#### Task to complete:
For each line of the data below that holds "annotation", copy the line.

►

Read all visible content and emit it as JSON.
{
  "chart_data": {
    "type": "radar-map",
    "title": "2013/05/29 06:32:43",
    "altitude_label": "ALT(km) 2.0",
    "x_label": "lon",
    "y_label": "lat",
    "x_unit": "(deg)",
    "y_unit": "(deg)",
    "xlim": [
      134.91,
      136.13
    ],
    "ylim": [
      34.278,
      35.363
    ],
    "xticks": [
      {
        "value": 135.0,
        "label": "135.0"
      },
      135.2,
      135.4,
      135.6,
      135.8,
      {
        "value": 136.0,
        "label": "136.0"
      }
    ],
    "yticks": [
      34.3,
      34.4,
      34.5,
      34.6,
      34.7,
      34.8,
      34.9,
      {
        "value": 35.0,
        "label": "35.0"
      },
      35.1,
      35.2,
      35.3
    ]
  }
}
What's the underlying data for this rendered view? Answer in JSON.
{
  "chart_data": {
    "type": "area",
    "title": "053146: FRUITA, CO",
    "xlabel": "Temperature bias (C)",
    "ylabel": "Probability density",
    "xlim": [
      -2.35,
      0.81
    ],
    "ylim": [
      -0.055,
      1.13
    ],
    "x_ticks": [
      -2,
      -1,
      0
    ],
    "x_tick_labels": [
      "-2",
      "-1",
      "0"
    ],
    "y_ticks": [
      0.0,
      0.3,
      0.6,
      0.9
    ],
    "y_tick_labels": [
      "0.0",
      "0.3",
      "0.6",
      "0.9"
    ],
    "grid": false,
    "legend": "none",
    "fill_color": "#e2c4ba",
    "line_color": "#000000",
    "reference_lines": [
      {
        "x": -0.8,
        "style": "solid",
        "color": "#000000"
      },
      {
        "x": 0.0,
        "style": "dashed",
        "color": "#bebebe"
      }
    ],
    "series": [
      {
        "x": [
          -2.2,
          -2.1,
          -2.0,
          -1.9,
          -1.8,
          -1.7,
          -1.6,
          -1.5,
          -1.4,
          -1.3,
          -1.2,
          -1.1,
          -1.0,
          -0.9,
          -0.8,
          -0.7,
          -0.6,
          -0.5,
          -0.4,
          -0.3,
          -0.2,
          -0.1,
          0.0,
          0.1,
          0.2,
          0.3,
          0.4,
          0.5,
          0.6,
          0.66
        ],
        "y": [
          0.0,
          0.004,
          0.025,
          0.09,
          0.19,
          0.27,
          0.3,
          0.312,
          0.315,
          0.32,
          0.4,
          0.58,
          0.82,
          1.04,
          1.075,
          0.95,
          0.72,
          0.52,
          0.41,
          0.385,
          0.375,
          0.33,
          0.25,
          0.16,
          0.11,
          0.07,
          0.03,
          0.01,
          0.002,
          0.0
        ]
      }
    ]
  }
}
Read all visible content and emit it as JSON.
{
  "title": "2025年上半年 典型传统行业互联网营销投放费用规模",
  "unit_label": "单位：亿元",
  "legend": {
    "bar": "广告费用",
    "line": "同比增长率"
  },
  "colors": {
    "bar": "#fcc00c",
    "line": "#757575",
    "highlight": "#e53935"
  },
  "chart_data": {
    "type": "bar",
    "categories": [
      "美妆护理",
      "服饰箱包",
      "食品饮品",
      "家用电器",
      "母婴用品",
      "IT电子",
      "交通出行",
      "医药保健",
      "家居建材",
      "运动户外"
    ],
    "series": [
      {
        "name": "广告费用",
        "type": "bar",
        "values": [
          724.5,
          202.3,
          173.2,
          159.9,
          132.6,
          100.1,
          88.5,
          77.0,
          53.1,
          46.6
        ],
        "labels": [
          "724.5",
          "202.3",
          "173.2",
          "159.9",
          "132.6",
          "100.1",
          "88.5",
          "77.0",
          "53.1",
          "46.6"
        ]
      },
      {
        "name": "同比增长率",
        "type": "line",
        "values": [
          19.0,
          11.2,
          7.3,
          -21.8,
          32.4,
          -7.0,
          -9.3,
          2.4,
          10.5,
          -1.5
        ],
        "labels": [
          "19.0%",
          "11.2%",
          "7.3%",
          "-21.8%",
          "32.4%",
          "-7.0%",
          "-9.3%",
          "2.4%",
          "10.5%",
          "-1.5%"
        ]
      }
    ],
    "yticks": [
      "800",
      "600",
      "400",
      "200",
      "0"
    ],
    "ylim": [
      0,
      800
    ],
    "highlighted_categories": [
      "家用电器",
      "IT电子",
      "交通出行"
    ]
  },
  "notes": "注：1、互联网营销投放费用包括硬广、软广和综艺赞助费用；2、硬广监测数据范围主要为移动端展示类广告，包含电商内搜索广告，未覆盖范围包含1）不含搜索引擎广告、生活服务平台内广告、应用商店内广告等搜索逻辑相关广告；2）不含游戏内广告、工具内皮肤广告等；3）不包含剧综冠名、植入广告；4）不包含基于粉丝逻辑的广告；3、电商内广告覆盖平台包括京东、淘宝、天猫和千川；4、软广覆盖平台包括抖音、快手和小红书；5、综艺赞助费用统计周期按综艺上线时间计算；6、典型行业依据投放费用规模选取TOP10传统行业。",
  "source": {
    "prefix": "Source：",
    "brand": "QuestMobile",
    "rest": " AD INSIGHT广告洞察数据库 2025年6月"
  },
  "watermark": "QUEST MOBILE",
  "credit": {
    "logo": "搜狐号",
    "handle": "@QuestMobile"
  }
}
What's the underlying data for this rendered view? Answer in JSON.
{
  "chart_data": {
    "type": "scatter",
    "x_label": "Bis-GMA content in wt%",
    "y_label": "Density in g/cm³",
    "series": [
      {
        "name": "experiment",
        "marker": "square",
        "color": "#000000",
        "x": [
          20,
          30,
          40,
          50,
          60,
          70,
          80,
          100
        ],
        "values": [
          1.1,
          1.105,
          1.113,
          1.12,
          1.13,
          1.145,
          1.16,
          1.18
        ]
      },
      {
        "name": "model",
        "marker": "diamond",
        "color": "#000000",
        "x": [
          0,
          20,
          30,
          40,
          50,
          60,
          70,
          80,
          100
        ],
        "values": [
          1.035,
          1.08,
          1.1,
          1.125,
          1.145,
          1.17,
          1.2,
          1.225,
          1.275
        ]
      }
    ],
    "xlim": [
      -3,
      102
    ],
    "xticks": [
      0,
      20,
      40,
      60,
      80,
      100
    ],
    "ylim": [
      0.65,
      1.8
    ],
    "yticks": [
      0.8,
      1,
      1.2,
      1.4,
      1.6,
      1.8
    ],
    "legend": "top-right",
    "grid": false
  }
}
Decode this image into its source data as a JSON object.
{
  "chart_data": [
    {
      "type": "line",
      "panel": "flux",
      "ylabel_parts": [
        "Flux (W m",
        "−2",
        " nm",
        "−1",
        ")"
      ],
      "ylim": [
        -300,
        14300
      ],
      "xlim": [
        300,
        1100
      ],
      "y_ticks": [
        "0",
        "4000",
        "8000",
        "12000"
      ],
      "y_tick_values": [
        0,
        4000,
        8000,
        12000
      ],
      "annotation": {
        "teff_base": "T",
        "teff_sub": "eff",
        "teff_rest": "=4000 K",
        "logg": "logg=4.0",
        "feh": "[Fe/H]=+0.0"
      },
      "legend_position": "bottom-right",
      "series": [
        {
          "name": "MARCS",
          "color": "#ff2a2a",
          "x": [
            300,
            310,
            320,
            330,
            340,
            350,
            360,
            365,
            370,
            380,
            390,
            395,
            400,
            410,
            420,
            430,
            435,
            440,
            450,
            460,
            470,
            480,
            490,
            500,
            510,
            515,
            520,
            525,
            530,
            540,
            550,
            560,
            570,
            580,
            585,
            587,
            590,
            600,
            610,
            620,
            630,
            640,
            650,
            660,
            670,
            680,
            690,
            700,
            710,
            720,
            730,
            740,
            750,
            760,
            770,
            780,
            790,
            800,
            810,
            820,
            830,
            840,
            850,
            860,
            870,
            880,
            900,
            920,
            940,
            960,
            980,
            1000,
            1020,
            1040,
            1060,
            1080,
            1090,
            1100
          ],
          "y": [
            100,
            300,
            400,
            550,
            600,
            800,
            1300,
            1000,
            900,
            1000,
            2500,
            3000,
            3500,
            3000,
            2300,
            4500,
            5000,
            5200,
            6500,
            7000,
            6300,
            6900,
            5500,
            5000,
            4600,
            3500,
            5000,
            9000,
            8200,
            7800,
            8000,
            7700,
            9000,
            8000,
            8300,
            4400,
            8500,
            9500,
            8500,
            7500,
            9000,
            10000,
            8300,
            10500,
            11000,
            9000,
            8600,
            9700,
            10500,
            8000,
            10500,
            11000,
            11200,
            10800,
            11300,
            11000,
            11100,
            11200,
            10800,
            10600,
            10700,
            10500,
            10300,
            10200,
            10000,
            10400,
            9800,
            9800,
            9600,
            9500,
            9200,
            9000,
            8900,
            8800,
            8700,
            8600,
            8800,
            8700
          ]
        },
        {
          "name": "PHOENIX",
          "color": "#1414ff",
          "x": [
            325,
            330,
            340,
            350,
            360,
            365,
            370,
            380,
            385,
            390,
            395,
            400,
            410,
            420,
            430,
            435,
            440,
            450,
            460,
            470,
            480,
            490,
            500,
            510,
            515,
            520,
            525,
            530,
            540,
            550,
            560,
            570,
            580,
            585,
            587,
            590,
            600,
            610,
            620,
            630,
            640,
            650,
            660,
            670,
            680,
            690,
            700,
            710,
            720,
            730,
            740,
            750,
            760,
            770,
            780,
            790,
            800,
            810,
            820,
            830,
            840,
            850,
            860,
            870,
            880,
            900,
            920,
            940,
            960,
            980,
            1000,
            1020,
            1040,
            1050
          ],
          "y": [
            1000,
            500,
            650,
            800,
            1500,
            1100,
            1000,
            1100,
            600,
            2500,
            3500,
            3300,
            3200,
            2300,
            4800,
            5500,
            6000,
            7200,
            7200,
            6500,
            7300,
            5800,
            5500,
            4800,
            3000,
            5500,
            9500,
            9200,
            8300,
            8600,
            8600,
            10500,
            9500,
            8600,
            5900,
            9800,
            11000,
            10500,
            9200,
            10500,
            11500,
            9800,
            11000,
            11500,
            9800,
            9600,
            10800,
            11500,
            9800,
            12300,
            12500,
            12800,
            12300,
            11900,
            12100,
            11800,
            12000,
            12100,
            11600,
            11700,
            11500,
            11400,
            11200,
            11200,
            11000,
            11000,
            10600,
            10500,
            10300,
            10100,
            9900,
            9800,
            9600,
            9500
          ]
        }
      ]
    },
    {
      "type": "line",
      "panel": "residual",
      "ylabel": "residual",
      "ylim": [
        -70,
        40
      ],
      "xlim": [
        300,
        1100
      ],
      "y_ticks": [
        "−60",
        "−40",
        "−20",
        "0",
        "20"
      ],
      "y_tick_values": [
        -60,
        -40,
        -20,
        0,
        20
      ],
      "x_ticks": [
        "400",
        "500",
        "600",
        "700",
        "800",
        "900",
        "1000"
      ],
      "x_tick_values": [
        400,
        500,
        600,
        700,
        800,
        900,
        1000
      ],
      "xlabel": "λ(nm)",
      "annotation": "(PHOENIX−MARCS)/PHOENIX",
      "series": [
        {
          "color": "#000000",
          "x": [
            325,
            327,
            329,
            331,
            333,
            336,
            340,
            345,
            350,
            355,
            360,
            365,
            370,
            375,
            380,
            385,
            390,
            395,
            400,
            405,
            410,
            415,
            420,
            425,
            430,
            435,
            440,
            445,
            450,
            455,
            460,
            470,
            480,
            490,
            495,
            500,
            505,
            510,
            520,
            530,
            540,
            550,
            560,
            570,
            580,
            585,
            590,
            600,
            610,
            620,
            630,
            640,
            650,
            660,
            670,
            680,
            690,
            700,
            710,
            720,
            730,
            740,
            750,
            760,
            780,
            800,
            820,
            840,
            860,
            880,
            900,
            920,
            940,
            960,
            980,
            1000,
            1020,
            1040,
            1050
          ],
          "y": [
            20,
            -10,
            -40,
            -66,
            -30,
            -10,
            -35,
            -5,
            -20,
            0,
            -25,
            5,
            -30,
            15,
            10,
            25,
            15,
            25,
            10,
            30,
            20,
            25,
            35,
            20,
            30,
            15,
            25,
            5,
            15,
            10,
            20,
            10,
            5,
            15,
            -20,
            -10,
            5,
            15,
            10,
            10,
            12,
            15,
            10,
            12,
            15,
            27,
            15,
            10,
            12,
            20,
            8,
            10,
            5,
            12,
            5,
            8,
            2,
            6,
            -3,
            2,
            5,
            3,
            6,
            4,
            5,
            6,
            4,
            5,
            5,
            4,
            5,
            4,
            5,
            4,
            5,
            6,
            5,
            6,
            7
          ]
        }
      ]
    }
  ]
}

◄

#### Response below:
      "annotation": {
      "annotation": "(PHOENIX−MARCS)/PHOENIX",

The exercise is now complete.